Bereitgestellte Datensätze |
——

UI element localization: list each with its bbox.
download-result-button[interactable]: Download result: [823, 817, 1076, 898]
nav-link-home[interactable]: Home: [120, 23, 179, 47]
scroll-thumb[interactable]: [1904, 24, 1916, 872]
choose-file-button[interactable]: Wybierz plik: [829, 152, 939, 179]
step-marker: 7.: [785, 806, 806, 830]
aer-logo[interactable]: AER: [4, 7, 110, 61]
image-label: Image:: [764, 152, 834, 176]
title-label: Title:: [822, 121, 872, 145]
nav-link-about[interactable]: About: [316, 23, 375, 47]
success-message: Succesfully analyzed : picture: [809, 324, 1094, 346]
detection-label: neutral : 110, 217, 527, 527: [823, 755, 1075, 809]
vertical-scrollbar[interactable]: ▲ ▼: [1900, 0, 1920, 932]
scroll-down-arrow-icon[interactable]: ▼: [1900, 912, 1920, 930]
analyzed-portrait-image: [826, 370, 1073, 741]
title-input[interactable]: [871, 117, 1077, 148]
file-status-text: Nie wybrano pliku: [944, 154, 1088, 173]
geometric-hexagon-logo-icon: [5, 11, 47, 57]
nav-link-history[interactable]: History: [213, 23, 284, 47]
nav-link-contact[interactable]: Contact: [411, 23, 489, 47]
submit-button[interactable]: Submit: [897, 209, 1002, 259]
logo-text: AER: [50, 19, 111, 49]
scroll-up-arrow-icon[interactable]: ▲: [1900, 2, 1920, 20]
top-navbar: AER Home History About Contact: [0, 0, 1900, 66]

——

Zu erledigende Aufgabe |
In wie vielen Zeilen der Datensätze steht die Zeichenfolge „label“, wobei Groß- und Kleinschreibung zählt? Nenne nur die Zahl.

Ergebnis der Aufgabe |
3